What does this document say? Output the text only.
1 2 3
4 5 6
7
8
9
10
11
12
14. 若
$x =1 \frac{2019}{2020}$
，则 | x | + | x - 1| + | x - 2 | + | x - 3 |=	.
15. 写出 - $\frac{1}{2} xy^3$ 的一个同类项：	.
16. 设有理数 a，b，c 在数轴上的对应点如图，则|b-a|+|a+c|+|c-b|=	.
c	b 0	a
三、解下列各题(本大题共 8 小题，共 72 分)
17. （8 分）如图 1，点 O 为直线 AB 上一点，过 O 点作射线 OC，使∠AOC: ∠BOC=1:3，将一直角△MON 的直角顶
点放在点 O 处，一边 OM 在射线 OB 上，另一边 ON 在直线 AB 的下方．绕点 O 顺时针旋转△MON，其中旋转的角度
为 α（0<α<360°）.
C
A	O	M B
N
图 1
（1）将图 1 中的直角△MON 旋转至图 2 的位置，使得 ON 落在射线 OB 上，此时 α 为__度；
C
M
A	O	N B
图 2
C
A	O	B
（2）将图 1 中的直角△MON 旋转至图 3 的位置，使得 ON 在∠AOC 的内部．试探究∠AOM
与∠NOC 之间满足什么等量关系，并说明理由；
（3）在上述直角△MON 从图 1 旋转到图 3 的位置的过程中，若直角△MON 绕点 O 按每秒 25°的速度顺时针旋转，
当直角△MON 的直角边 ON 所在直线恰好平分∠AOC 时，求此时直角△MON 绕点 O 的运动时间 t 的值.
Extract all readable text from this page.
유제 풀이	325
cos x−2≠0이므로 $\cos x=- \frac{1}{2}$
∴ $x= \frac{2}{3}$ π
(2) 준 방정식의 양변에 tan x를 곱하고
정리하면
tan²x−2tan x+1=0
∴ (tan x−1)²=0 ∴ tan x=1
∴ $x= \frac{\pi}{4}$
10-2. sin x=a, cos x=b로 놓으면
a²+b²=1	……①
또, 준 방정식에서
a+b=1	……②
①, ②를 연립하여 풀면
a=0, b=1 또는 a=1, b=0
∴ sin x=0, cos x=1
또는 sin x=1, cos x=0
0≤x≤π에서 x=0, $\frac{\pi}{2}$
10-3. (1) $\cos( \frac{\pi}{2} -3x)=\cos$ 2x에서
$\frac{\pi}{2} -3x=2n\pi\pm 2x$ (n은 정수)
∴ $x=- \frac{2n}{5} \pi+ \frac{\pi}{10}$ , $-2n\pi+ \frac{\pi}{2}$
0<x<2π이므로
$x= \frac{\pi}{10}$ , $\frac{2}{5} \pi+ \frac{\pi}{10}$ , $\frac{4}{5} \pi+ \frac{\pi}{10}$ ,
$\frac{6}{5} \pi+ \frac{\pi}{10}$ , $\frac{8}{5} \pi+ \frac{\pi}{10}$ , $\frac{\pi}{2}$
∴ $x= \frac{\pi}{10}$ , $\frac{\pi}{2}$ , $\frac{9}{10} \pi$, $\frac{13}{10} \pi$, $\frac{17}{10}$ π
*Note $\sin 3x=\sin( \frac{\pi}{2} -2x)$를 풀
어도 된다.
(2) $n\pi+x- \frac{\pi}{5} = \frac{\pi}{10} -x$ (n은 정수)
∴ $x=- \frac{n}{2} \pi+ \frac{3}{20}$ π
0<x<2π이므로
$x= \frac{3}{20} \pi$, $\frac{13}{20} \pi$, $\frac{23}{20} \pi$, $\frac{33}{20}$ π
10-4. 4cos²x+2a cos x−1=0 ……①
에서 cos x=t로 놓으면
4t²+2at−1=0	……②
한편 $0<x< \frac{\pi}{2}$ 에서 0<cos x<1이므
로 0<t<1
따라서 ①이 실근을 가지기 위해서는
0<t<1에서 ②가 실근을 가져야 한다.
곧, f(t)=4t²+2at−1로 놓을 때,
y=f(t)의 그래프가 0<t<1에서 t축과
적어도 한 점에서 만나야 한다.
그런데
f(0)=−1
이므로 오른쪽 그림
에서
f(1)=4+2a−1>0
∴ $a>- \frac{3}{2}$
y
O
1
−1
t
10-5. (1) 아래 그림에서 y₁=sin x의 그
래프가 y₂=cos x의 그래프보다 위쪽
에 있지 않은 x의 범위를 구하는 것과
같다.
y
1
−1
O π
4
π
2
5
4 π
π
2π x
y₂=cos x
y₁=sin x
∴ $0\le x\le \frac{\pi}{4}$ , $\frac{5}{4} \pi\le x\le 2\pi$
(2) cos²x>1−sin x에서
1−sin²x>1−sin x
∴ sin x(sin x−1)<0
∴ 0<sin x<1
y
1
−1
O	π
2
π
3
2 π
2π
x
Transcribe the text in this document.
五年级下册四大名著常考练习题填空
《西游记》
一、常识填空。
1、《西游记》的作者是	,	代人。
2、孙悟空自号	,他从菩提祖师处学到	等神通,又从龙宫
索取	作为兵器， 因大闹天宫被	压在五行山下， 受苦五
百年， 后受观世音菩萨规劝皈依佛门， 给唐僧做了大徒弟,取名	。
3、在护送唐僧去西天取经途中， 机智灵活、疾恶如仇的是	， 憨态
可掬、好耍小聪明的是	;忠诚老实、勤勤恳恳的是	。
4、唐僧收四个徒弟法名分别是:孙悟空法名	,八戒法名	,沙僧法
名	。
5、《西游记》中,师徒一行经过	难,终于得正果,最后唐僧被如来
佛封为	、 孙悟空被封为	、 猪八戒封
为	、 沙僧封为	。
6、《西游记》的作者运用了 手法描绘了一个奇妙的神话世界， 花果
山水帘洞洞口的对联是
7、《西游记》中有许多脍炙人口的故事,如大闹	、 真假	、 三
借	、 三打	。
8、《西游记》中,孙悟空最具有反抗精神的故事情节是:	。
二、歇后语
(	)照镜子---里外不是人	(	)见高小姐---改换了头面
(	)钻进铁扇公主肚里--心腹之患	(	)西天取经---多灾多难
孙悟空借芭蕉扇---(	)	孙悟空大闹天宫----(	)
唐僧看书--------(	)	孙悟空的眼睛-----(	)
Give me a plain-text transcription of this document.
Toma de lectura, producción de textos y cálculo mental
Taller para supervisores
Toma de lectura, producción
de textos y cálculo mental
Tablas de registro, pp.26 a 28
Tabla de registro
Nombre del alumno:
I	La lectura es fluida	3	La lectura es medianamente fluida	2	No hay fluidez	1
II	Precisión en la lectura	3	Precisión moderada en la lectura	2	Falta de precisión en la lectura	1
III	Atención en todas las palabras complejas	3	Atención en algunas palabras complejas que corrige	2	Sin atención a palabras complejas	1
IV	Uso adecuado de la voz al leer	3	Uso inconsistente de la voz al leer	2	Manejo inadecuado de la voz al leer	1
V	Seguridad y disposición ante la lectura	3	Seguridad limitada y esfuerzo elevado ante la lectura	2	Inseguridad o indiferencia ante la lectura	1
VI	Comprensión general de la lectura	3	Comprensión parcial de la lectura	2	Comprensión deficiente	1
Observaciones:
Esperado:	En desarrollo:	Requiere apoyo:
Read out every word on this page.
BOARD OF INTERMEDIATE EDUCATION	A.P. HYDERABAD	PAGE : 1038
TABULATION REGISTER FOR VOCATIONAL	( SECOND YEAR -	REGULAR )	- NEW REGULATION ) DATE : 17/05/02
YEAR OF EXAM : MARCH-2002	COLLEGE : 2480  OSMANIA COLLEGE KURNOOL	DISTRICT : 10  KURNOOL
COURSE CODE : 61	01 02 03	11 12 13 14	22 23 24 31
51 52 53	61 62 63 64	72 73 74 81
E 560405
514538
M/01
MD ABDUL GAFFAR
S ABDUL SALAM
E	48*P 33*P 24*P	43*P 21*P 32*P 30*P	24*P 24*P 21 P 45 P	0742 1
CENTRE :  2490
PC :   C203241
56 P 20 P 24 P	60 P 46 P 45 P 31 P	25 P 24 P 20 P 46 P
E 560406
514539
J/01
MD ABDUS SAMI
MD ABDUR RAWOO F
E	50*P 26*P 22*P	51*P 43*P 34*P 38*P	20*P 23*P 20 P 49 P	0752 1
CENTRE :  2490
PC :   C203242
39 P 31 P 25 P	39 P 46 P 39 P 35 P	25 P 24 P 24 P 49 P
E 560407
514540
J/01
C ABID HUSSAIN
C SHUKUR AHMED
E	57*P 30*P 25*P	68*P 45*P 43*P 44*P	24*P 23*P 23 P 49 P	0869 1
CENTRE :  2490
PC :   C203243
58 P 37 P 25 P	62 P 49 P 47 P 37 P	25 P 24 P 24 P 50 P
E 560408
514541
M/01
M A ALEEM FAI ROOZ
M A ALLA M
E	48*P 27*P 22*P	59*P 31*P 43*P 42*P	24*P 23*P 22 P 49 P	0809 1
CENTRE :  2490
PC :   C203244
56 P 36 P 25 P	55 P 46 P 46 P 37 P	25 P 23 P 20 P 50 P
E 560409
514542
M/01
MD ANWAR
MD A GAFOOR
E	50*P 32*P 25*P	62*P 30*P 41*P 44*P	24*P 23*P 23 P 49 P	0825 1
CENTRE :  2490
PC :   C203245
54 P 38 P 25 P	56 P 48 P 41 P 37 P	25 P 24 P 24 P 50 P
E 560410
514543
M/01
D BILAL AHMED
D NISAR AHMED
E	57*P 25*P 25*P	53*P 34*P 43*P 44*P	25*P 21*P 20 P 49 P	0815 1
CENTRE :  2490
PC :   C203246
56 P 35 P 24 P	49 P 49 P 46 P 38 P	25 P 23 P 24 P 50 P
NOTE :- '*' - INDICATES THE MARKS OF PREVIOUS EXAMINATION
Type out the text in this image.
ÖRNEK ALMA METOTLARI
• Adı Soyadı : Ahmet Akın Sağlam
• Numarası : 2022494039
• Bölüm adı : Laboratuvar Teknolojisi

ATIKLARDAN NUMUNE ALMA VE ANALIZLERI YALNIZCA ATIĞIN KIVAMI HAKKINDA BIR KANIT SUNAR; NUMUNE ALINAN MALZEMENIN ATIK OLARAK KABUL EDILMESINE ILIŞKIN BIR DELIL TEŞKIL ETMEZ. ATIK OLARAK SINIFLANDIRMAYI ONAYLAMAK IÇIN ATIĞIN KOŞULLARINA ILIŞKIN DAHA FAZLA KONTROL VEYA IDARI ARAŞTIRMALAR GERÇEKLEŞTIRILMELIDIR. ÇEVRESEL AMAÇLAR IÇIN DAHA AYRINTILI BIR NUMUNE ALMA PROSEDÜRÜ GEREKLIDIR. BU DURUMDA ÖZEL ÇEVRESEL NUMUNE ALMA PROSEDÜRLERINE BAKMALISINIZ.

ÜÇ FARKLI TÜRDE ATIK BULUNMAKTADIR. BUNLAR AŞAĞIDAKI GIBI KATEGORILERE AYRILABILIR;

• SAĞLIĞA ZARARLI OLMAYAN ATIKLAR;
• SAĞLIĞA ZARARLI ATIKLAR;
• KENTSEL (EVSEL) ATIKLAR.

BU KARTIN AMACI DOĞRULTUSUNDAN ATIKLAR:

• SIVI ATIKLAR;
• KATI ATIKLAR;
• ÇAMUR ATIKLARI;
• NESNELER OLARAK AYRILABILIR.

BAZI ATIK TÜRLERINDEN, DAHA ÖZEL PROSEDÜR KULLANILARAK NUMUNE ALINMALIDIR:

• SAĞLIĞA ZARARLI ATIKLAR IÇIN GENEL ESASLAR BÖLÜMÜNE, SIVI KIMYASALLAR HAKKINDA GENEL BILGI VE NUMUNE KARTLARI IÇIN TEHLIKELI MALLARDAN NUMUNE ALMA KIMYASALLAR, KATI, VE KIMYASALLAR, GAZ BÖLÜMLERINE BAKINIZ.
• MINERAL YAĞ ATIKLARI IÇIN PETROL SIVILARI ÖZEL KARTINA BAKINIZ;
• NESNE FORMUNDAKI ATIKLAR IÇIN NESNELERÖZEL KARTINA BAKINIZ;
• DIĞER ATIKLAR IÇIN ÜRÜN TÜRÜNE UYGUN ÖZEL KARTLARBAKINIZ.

# [WORK TO BE COMPLETED]
For each line of the listing that holds the word "SAĞLIĞA", show that line.

# [SOLUTION FOR THIS TASK]
• SAĞLIĞA ZARARLI OLMAYAN ATIKLAR;
• SAĞLIĞA ZARARLI ATIKLAR;
• SAĞLIĞA ZARARLI ATIKLAR IÇIN GENEL ESASLAR BÖLÜMÜNE, SIVI KIMYASALLAR HAKKINDA GENEL BILGI VE NUMUNE KARTLARI IÇIN TEHLIKELI MALLARDAN NUMUNE ALMA KIMYASALLAR, KATI, VE KIMYASALLAR, GAZ BÖLÜMLERINE BAKINIZ.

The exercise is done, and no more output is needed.